--- BEGIN ---

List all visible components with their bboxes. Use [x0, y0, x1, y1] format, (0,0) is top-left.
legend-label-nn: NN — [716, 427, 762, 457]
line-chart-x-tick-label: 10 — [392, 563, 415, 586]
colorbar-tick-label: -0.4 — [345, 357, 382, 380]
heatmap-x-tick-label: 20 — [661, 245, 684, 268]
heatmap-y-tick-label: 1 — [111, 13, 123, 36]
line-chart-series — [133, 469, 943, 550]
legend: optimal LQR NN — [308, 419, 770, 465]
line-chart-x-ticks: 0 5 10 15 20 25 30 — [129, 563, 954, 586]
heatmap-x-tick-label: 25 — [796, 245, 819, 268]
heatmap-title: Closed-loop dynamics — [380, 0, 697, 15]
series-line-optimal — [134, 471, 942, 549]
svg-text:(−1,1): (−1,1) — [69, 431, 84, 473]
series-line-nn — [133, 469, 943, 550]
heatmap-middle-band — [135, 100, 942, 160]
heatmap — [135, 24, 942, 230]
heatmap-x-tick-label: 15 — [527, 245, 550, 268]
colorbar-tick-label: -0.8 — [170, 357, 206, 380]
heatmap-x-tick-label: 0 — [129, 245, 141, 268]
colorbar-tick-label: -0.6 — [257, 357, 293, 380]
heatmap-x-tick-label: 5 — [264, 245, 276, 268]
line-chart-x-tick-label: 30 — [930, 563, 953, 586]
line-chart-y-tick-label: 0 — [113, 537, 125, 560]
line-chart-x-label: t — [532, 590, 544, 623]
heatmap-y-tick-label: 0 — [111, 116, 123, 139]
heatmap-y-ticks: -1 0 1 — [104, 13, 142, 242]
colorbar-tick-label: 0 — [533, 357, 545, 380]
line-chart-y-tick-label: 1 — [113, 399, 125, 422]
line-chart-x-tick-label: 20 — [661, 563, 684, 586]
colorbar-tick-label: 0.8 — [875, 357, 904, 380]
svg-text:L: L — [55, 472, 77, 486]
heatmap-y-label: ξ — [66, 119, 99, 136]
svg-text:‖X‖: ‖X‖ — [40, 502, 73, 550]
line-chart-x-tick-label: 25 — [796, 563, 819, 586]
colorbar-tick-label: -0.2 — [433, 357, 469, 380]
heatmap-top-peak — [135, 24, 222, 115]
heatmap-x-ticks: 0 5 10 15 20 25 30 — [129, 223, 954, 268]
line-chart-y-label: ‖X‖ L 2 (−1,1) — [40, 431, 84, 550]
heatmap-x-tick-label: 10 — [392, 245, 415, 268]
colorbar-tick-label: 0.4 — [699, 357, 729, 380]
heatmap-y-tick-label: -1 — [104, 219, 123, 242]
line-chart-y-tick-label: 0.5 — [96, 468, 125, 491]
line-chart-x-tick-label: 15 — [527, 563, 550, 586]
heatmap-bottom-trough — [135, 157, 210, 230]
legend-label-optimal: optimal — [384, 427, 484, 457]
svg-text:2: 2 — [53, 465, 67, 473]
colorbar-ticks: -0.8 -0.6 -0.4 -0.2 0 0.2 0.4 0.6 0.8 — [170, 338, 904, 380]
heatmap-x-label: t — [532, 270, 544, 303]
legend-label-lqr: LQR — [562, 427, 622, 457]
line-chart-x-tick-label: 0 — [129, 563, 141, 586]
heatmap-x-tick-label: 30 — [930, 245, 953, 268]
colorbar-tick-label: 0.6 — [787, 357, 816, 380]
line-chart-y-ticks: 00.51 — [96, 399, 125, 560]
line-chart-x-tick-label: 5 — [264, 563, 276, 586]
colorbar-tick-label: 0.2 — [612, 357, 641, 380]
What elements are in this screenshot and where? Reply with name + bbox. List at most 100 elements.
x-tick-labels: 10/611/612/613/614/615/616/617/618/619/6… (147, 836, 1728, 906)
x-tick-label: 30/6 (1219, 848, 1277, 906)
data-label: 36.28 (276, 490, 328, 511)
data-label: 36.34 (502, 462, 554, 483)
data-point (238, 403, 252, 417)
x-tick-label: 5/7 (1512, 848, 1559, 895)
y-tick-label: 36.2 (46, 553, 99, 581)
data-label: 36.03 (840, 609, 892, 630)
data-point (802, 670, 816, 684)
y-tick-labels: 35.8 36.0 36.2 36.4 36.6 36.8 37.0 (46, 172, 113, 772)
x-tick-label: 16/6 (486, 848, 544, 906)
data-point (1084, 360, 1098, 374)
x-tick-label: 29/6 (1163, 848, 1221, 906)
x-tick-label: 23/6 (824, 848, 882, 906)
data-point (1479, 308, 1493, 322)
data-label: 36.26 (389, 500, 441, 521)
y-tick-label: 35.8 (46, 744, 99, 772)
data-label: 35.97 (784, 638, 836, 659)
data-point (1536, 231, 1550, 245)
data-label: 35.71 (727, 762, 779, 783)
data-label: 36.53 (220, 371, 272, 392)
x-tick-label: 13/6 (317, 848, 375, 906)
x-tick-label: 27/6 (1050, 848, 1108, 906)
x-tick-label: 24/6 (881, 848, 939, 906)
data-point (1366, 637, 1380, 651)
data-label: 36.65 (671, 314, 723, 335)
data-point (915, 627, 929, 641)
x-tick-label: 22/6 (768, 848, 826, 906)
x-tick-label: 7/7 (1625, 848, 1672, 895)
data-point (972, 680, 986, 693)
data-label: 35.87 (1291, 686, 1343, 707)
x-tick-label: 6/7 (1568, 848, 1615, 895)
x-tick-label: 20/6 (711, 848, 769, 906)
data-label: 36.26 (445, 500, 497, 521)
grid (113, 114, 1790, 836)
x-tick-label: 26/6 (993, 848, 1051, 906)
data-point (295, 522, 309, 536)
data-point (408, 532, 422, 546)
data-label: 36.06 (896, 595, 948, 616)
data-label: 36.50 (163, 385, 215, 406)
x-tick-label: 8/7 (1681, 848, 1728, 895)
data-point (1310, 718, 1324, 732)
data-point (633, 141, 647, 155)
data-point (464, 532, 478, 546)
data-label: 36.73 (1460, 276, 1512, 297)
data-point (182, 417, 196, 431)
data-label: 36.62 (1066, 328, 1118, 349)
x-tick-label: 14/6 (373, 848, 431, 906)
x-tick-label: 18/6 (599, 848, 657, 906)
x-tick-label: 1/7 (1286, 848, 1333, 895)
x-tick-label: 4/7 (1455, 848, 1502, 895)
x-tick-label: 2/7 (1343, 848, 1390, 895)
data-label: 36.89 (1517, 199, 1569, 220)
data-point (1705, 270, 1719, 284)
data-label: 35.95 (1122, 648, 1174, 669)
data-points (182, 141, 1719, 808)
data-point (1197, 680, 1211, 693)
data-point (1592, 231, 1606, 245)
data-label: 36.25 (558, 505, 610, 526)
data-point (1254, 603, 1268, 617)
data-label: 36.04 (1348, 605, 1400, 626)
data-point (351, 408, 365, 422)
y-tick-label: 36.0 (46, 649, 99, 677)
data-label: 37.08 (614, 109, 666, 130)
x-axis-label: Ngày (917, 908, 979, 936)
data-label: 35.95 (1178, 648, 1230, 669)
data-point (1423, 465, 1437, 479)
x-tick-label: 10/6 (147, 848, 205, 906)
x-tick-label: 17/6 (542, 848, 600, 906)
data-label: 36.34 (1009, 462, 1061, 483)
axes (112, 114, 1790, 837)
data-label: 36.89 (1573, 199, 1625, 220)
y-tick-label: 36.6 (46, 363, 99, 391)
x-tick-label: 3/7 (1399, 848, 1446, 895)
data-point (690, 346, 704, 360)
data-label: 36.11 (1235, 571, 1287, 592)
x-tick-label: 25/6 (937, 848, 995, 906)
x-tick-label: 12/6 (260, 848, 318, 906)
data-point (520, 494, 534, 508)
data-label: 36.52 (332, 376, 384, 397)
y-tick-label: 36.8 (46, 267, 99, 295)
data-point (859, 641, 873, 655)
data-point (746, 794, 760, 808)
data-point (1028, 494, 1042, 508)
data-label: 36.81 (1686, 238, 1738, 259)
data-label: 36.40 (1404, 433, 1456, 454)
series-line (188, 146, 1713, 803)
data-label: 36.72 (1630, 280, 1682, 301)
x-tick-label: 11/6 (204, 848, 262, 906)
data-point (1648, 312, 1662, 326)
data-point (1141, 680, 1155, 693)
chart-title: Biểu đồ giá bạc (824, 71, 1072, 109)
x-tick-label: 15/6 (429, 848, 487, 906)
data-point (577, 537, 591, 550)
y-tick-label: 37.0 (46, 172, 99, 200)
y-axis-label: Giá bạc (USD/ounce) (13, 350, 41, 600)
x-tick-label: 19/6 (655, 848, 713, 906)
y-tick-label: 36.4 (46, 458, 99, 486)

--- END ---

■ What is expected: Rewrite the listing from its first line through the line containing "series-line-optimal — [134, 471, 942, 549]", inclusive, swapping "Closed-loop" for "Open-loop" and leaving everything else unchanged.

■ Solution to this problem:
List all visible components with their bboxes. Use [x0, y0, x1, y1] format, (0,0) is top-left.
legend-label-nn: NN — [716, 427, 762, 457]
line-chart-x-tick-label: 10 — [392, 563, 415, 586]
colorbar-tick-label: -0.4 — [345, 357, 382, 380]
heatmap-x-tick-label: 20 — [661, 245, 684, 268]
heatmap-y-tick-label: 1 — [111, 13, 123, 36]
line-chart-series — [133, 469, 943, 550]
legend: optimal LQR NN — [308, 419, 770, 465]
line-chart-x-ticks: 0 5 10 15 20 25 30 — [129, 563, 954, 586]
heatmap-x-tick-label: 25 — [796, 245, 819, 268]
heatmap-title: Open-loop dynamics — [380, 0, 697, 15]
series-line-optimal — [134, 471, 942, 549]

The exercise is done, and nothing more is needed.